## Begin

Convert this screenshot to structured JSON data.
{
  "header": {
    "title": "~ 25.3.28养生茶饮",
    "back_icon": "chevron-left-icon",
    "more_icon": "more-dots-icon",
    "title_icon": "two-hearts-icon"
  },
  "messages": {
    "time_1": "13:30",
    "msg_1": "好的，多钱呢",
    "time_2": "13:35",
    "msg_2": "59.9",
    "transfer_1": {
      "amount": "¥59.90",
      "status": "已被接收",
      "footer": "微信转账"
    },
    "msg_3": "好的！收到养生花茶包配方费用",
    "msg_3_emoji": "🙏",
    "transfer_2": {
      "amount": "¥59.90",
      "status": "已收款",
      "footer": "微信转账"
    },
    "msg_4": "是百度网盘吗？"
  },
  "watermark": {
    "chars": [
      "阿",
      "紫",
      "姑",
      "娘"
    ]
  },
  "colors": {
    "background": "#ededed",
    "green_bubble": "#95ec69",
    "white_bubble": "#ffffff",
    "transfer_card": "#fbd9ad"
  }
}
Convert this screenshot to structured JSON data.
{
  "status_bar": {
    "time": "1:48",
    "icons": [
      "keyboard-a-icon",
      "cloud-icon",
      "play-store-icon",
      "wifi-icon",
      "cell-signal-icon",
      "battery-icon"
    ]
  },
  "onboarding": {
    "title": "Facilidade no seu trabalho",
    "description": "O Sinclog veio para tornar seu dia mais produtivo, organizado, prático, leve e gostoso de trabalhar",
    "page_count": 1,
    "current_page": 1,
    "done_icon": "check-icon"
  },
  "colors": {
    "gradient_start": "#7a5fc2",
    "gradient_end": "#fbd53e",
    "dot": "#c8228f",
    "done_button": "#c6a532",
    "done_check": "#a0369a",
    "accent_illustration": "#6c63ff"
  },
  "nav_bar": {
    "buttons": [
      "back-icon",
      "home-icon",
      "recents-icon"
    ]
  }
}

## End

**WRITTEN EXERCISE:** Print all of the data exactly as it was given.

**COMPLETE RESPONSE:**
Convert this screenshot to structured JSON data.
{
  "header": {
    "title": "~ 25.3.28养生茶饮",
    "back_icon": "chevron-left-icon",
    "more_icon": "more-dots-icon",
    "title_icon": "two-hearts-icon"
  },
  "messages": {
    "time_1": "13:30",
    "msg_1": "好的，多钱呢",
    "time_2": "13:35",
    "msg_2": "59.9",
    "transfer_1": {
      "amount": "¥59.90",
      "status": "已被接收",
      "footer": "微信转账"
    },
    "msg_3": "好的！收到养生花茶包配方费用",
    "msg_3_emoji": "🙏",
    "transfer_2": {
      "amount": "¥59.90",
      "status": "已收款",
      "footer": "微信转账"
    },
    "msg_4": "是百度网盘吗？"
  },
  "watermark": {
    "chars": [
      "阿",
      "紫",
      "姑",
      "娘"
    ]
  },
  "colors": {
    "background": "#ededed",
    "green_bubble": "#95ec69",
    "white_bubble": "#ffffff",
    "transfer_card": "#fbd9ad"
  }
}
Convert this screenshot to structured JSON data.
{
  "status_bar": {
    "time": "1:48",
    "icons": [
      "keyboard-a-icon",
      "cloud-icon",
      "play-store-icon",
      "wifi-icon",
      "cell-signal-icon",
      "battery-icon"
    ]
  },
  "onboarding": {
    "title": "Facilidade no seu trabalho",
    "description": "O Sinclog veio para tornar seu dia mais produtivo, organizado, prático, leve e gostoso de trabalhar",
    "page_count": 1,
    "current_page": 1,
    "done_icon": "check-icon"
  },
  "colors": {
    "gradient_start": "#7a5fc2",
    "gradient_end": "#fbd53e",
    "dot": "#c8228f",
    "done_button": "#c6a532",
    "done_check": "#a0369a",
    "accent_illustration": "#6c63ff"
  },
  "nav_bar": {
    "buttons": [
      "back-icon",
      "home-icon",
      "recents-icon"
    ]
  }
}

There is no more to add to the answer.